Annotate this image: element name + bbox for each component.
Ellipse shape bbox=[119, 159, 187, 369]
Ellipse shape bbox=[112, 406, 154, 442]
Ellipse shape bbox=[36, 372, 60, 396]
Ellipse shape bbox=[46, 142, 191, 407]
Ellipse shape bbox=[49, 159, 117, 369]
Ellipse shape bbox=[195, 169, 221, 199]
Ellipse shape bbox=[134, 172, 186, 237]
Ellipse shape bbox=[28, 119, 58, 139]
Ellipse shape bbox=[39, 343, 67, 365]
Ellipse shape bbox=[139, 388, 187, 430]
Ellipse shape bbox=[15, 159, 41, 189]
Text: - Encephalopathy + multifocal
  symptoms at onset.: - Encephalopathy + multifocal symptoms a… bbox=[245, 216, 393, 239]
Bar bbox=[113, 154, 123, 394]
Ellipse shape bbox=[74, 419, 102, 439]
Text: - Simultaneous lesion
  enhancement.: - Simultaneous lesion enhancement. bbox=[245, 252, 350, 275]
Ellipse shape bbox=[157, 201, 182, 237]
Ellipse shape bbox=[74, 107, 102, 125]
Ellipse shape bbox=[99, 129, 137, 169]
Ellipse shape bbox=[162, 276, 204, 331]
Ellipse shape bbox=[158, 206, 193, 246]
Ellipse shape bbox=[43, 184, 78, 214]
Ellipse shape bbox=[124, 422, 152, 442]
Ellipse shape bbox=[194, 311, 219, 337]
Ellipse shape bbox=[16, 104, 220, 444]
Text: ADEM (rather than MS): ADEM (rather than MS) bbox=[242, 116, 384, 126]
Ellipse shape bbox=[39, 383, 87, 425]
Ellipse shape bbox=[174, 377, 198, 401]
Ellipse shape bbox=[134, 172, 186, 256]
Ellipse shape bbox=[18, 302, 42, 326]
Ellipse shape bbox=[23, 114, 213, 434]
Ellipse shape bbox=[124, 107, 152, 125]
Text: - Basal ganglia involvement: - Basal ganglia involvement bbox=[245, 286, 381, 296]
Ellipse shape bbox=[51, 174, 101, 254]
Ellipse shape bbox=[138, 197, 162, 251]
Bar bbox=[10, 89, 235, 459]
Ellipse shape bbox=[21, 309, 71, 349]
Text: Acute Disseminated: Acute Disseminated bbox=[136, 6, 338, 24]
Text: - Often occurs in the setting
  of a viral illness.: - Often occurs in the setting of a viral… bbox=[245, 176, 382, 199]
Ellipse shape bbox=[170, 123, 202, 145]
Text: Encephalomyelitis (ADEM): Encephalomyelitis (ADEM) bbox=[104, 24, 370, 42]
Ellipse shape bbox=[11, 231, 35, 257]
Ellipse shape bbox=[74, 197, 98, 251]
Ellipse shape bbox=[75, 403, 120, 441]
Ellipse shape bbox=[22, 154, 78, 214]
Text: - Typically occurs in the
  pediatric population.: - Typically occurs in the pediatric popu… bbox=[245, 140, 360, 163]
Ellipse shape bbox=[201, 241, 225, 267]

_ _ _ _ _

**Task instructions**
Reproduce the listing above verbatim.

**Written response**
Annotate this image: element name + bbox for each component.
Ellipse shape bbox=[119, 159, 187, 369]
Ellipse shape bbox=[112, 406, 154, 442]
Ellipse shape bbox=[36, 372, 60, 396]
Ellipse shape bbox=[46, 142, 191, 407]
Ellipse shape bbox=[49, 159, 117, 369]
Ellipse shape bbox=[195, 169, 221, 199]
Ellipse shape bbox=[134, 172, 186, 237]
Ellipse shape bbox=[28, 119, 58, 139]
Ellipse shape bbox=[39, 343, 67, 365]
Ellipse shape bbox=[139, 388, 187, 430]
Ellipse shape bbox=[15, 159, 41, 189]
Text: - Encephalopathy + multifocal
  symptoms at onset.: - Encephalopathy + multifocal symptoms a… bbox=[245, 216, 393, 239]
Bar bbox=[113, 154, 123, 394]
Ellipse shape bbox=[74, 419, 102, 439]
Text: - Simultaneous lesion
  enhancement.: - Simultaneous lesion enhancement. bbox=[245, 252, 350, 275]
Ellipse shape bbox=[157, 201, 182, 237]
Ellipse shape bbox=[74, 107, 102, 125]
Ellipse shape bbox=[99, 129, 137, 169]
Ellipse shape bbox=[162, 276, 204, 331]
Ellipse shape bbox=[158, 206, 193, 246]
Ellipse shape bbox=[43, 184, 78, 214]
Ellipse shape bbox=[124, 422, 152, 442]
Ellipse shape bbox=[194, 311, 219, 337]
Ellipse shape bbox=[16, 104, 220, 444]
Text: ADEM (rather than MS): ADEM (rather than MS) bbox=[242, 116, 384, 126]
Ellipse shape bbox=[39, 383, 87, 425]
Ellipse shape bbox=[174, 377, 198, 401]
Ellipse shape bbox=[134, 172, 186, 256]
Ellipse shape bbox=[18, 302, 42, 326]
Ellipse shape bbox=[23, 114, 213, 434]
Ellipse shape bbox=[124, 107, 152, 125]
Text: - Basal ganglia involvement: - Basal ganglia involvement bbox=[245, 286, 381, 296]
Ellipse shape bbox=[51, 174, 101, 254]
Ellipse shape bbox=[138, 197, 162, 251]
Bar bbox=[10, 89, 235, 459]
Ellipse shape bbox=[21, 309, 71, 349]
Text: Acute Disseminated: Acute Disseminated bbox=[136, 6, 338, 24]
Text: - Often occurs in the setting
  of a viral illness.: - Often occurs in the setting of a viral… bbox=[245, 176, 382, 199]
Ellipse shape bbox=[170, 123, 202, 145]
Text: Encephalomyelitis (ADEM): Encephalomyelitis (ADEM) bbox=[104, 24, 370, 42]
Ellipse shape bbox=[11, 231, 35, 257]
Ellipse shape bbox=[74, 197, 98, 251]
Ellipse shape bbox=[75, 403, 120, 441]
Ellipse shape bbox=[22, 154, 78, 214]
Text: - Typically occurs in the
  pediatric population.: - Typically occurs in the pediatric popu… bbox=[245, 140, 360, 163]
Ellipse shape bbox=[201, 241, 225, 267]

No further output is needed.